## Direction
Will you extract the entries word for word? Images should not appear in the copy.

## Start

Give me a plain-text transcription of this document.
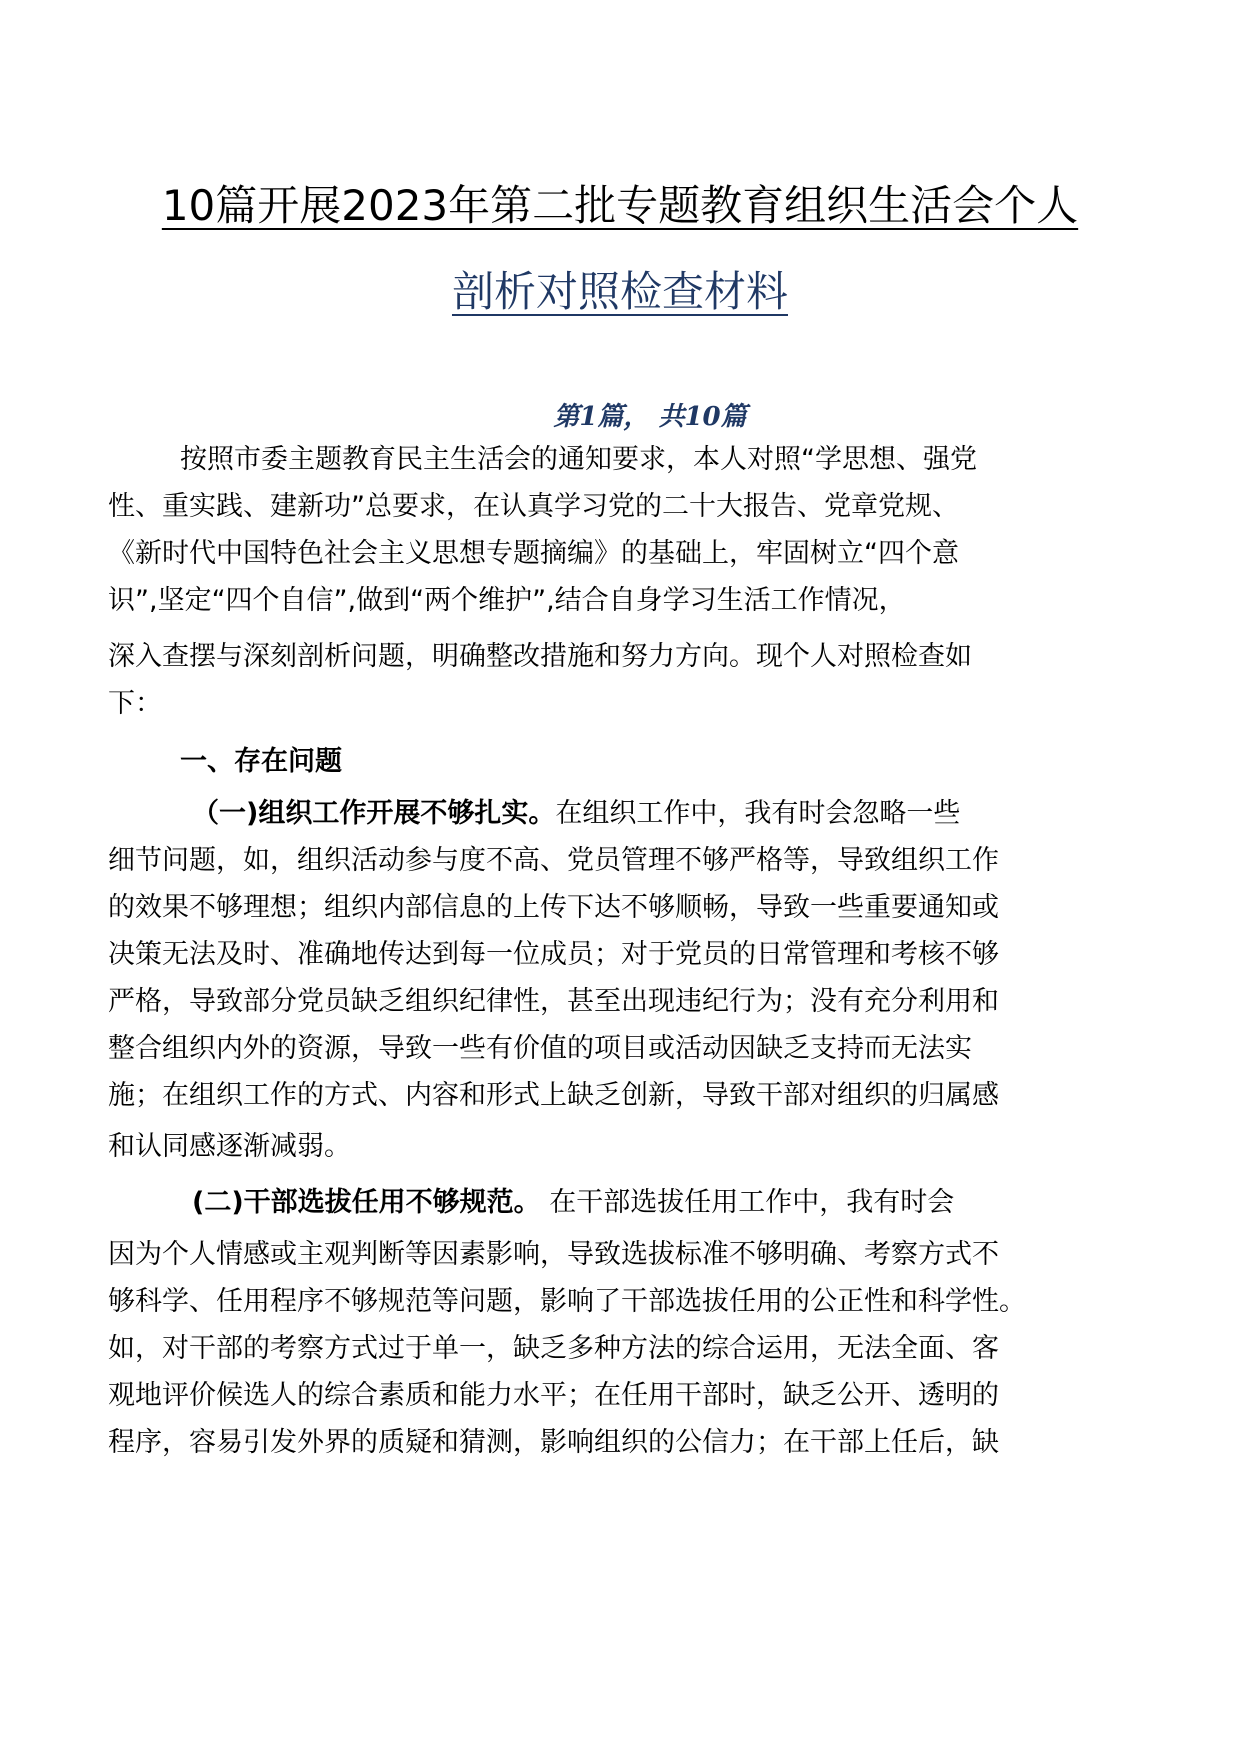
10篇开展2023年第二批专题教育组织生活会个人
剖析对照检查材料
第1篇， 共10篇
按照市委主题教育民主生活会的通知要求，本人对照“学思想、强党
性、重实践、建新功”总要求，在认真学习党的二十大报告、党章党规、
《新时代中国特色社会主义思想专题摘编》的基础上，牢固树立“四个意
识”,坚定“四个自信”,做到“两个维护”,结合自身学习生活工作情况，
深入查摆与深刻剖析问题，明确整改措施和努力方向。现个人对照检查如
下：
一、存在问题
（一)组织工作开展不够扎实。在组织工作中，我有时会忽略一些
细节问题，如，组织活动参与度不高、党员管理不够严格等，导致组织工作
的效果不够理想；组织内部信息的上传下达不够顺畅，导致一些重要通知或
决策无法及时、准确地传达到每一位成员；对于党员的日常管理和考核不够
严格，导致部分党员缺乏组织纪律性，甚至出现违纪行为；没有充分利用和
整合组织内外的资源，导致一些有价值的项目或活动因缺乏支持而无法实
施；在组织工作的方式、内容和形式上缺乏创新，导致干部对组织的归属感
和认同感逐渐减弱。
(二)干部选拔任用不够规范。 在干部选拔任用工作中，我有时会
因为个人情感或主观判断等因素影响，导致选拔标准不够明确、考察方式不
够科学、任用程序不够规范等问题，影响了干部选拔任用的公正性和科学性。
如，对干部的考察方式过于单一，缺乏多种方法的综合运用，无法全面、客
观地评价候选人的综合素质和能力水平；在任用干部时，缺乏公开、透明的
程序，容易引发外界的质疑和猜测，影响组织的公信力；在干部上任后，缺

## End

## The reply
Give me a plain-text transcription of this document.
10篇开展2023年第二批专题教育组织生活会个人
剖析对照检查材料
第1篇， 共10篇
按照市委主题教育民主生活会的通知要求，本人对照“学思想、强党
性、重实践、建新功”总要求，在认真学习党的二十大报告、党章党规、
《新时代中国特色社会主义思想专题摘编》的基础上，牢固树立“四个意
识”,坚定“四个自信”,做到“两个维护”,结合自身学习生活工作情况，
深入查摆与深刻剖析问题，明确整改措施和努力方向。现个人对照检查如
下：
一、存在问题
（一)组织工作开展不够扎实。在组织工作中，我有时会忽略一些
细节问题，如，组织活动参与度不高、党员管理不够严格等，导致组织工作
的效果不够理想；组织内部信息的上传下达不够顺畅，导致一些重要通知或
决策无法及时、准确地传达到每一位成员；对于党员的日常管理和考核不够
严格，导致部分党员缺乏组织纪律性，甚至出现违纪行为；没有充分利用和
整合组织内外的资源，导致一些有价值的项目或活动因缺乏支持而无法实
施；在组织工作的方式、内容和形式上缺乏创新，导致干部对组织的归属感
和认同感逐渐减弱。
(二)干部选拔任用不够规范。 在干部选拔任用工作中，我有时会
因为个人情感或主观判断等因素影响，导致选拔标准不够明确、考察方式不
够科学、任用程序不够规范等问题，影响了干部选拔任用的公正性和科学性。
如，对干部的考察方式过于单一，缺乏多种方法的综合运用，无法全面、客
观地评价候选人的综合素质和能力水平；在任用干部时，缺乏公开、透明的
程序，容易引发外界的质疑和猜测，影响组织的公信力；在干部上任后，缺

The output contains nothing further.